▶ Aim
Transcribe the material below exactly as it appears.

▶ Available records
-.-.-

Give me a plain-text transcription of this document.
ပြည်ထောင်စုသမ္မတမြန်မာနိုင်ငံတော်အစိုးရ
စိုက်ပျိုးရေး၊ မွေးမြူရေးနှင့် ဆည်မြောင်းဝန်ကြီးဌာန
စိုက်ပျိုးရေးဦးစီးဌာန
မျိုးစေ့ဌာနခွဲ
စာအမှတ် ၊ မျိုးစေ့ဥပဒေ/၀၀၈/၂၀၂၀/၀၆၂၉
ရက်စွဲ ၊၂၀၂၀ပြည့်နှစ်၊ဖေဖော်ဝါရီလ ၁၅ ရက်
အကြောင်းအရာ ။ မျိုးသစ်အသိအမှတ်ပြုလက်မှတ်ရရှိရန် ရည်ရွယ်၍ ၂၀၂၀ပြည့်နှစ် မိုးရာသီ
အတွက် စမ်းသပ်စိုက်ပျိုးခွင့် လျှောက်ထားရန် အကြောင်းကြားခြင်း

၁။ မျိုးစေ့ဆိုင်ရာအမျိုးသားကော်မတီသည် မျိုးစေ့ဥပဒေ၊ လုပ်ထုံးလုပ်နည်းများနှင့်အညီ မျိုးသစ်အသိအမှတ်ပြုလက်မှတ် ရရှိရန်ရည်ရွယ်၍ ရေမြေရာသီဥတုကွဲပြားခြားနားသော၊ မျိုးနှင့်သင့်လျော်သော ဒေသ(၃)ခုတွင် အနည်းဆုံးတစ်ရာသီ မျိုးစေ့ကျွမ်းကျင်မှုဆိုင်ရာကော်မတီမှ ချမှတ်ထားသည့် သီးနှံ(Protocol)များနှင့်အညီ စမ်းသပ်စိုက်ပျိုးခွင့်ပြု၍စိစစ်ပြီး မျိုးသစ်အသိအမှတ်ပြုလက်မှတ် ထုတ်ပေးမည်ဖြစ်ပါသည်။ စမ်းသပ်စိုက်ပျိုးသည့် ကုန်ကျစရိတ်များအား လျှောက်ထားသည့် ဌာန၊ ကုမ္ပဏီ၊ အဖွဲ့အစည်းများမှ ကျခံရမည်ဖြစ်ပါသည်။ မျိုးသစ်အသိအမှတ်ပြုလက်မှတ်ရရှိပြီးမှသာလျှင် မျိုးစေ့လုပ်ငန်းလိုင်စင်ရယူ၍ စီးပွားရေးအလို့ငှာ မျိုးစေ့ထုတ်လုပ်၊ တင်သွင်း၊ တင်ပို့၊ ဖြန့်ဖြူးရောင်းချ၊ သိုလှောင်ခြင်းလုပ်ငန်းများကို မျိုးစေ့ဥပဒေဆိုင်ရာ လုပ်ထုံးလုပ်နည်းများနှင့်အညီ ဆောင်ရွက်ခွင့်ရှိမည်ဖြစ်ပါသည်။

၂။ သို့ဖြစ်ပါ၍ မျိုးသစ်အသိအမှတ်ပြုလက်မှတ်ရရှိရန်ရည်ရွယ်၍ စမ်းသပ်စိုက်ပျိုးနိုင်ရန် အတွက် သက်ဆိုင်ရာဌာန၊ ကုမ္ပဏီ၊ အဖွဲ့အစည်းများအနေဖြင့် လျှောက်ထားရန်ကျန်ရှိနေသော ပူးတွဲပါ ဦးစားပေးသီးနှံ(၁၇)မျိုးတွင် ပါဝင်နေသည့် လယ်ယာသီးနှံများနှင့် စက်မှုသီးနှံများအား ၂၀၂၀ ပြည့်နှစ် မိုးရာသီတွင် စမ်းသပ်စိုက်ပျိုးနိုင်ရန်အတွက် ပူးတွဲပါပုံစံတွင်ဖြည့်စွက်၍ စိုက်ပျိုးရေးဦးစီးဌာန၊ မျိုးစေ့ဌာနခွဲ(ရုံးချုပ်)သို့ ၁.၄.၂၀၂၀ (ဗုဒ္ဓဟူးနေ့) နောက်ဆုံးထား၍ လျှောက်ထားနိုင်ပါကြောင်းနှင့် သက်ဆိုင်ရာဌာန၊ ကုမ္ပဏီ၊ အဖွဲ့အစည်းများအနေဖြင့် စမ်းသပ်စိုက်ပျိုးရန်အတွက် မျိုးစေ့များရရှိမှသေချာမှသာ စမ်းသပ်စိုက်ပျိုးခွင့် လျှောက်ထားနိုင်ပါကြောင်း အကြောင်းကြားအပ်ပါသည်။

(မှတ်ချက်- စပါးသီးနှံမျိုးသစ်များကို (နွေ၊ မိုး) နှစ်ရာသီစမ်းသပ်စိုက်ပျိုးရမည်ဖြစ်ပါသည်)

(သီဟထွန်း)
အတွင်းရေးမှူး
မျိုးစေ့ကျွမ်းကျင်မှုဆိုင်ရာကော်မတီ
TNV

-.-.-

▶ Written answer
Give me a plain-text transcription of this document.
ပြည်ထောင်စုသမ္မတမြန်မာနိုင်ငံတော်အစိုးရ
စိုက်ပျိုးရေး၊ မွေးမြူရေးနှင့် ဆည်မြောင်းဝန်ကြီးဌာန
စိုက်ပျိုးရေးဦးစီးဌာန
မျိုးစေ့ဌာနခွဲ
စာအမှတ် ၊ မျိုးစေ့ဥပဒေ/၀၀၈/၂၀၂၀/၀၆၂၉
ရက်စွဲ ၊၂၀၂၀ပြည့်နှစ်၊ဖေဖော်ဝါရီလ ၁၅ ရက်
အကြောင်းအရာ ။ မျိုးသစ်အသိအမှတ်ပြုလက်မှတ်ရရှိရန် ရည်ရွယ်၍ ၂၀၂၀ပြည့်နှစ် မိုးရာသီ
အတွက် စမ်းသပ်စိုက်ပျိုးခွင့် လျှောက်ထားရန် အကြောင်းကြားခြင်း

၁။ မျိုးစေ့ဆိုင်ရာအမျိုးသားကော်မတီသည် မျိုးစေ့ဥပဒေ၊ လုပ်ထုံးလုပ်နည်းများနှင့်အညီ မျိုးသစ်အသိအမှတ်ပြုလက်မှတ် ရရှိရန်ရည်ရွယ်၍ ရေမြေရာသီဥတုကွဲပြားခြားနားသော၊ မျိုးနှင့်သင့်လျော်သော ဒေသ(၃)ခုတွင် အနည်းဆုံးတစ်ရာသီ မျိုးစေ့ကျွမ်းကျင်မှုဆိုင်ရာကော်မတီမှ ချမှတ်ထားသည့် သီးနှံ(Protocol)များနှင့်အညီ စမ်းသပ်စိုက်ပျိုးခွင့်ပြု၍စိစစ်ပြီး မျိုးသစ်အသိအမှတ်ပြုလက်မှတ် ထုတ်ပေးမည်ဖြစ်ပါသည်။ စမ်းသပ်စိုက်ပျိုးသည့် ကုန်ကျစရိတ်များအား လျှောက်ထားသည့် ဌာန၊ ကုမ္ပဏီ၊ အဖွဲ့အစည်းများမှ ကျခံရမည်ဖြစ်ပါသည်။ မျိုးသစ်အသိအမှတ်ပြုလက်မှတ်ရရှိပြီးမှသာလျှင် မျိုးစေ့လုပ်ငန်းလိုင်စင်ရယူ၍ စီးပွားရေးအလို့ငှာ မျိုးစေ့ထုတ်လုပ်၊ တင်သွင်း၊ တင်ပို့၊ ဖြန့်ဖြူးရောင်းချ၊ သိုလှောင်ခြင်းလုပ်ငန်းများကို မျိုးစေ့ဥပဒေဆိုင်ရာ လုပ်ထုံးလုပ်နည်းများနှင့်အညီ ဆောင်ရွက်ခွင့်ရှိမည်ဖြစ်ပါသည်။

၂။ သို့ဖြစ်ပါ၍ မျိုးသစ်အသိအမှတ်ပြုလက်မှတ်ရရှိရန်ရည်ရွယ်၍ စမ်းသပ်စိုက်ပျိုးနိုင်ရန် အတွက် သက်ဆိုင်ရာဌာန၊ ကုမ္ပဏီ၊ အဖွဲ့အစည်းများအနေဖြင့် လျှောက်ထားရန်ကျန်ရှိနေသော ပူးတွဲပါ ဦးစားပေးသီးနှံ(၁၇)မျိုးတွင် ပါဝင်နေသည့် လယ်ယာသီးနှံများနှင့် စက်မှုသီးနှံများအား ၂၀၂၀ ပြည့်နှစ် မိုးရာသီတွင် စမ်းသပ်စိုက်ပျိုးနိုင်ရန်အတွက် ပူးတွဲပါပုံစံတွင်ဖြည့်စွက်၍ စိုက်ပျိုးရေးဦးစီးဌာန၊ မျိုးစေ့ဌာနခွဲ(ရုံးချုပ်)သို့ ၁.၄.၂၀၂၀ (ဗုဒ္ဓဟူးနေ့) နောက်ဆုံးထား၍ လျှောက်ထားနိုင်ပါကြောင်းနှင့် သက်ဆိုင်ရာဌာန၊ ကုမ္ပဏီ၊ အဖွဲ့အစည်းများအနေဖြင့် စမ်းသပ်စိုက်ပျိုးရန်အတွက် မျိုးစေ့များရရှိမှသေချာမှသာ စမ်းသပ်စိုက်ပျိုးခွင့် လျှောက်ထားနိုင်ပါကြောင်း အကြောင်းကြားအပ်ပါသည်။

(မှတ်ချက်- စပါးသီးနှံမျိုးသစ်များကို (နွေ၊ မိုး) နှစ်ရာသီစမ်းသပ်စိုက်ပျိုးရမည်ဖြစ်ပါသည်)

(သီဟထွန်း)
အတွင်းရေးမှူး
မျိုးစေ့ကျွမ်းကျင်မှုဆိုင်ရာကော်မတီ
TNV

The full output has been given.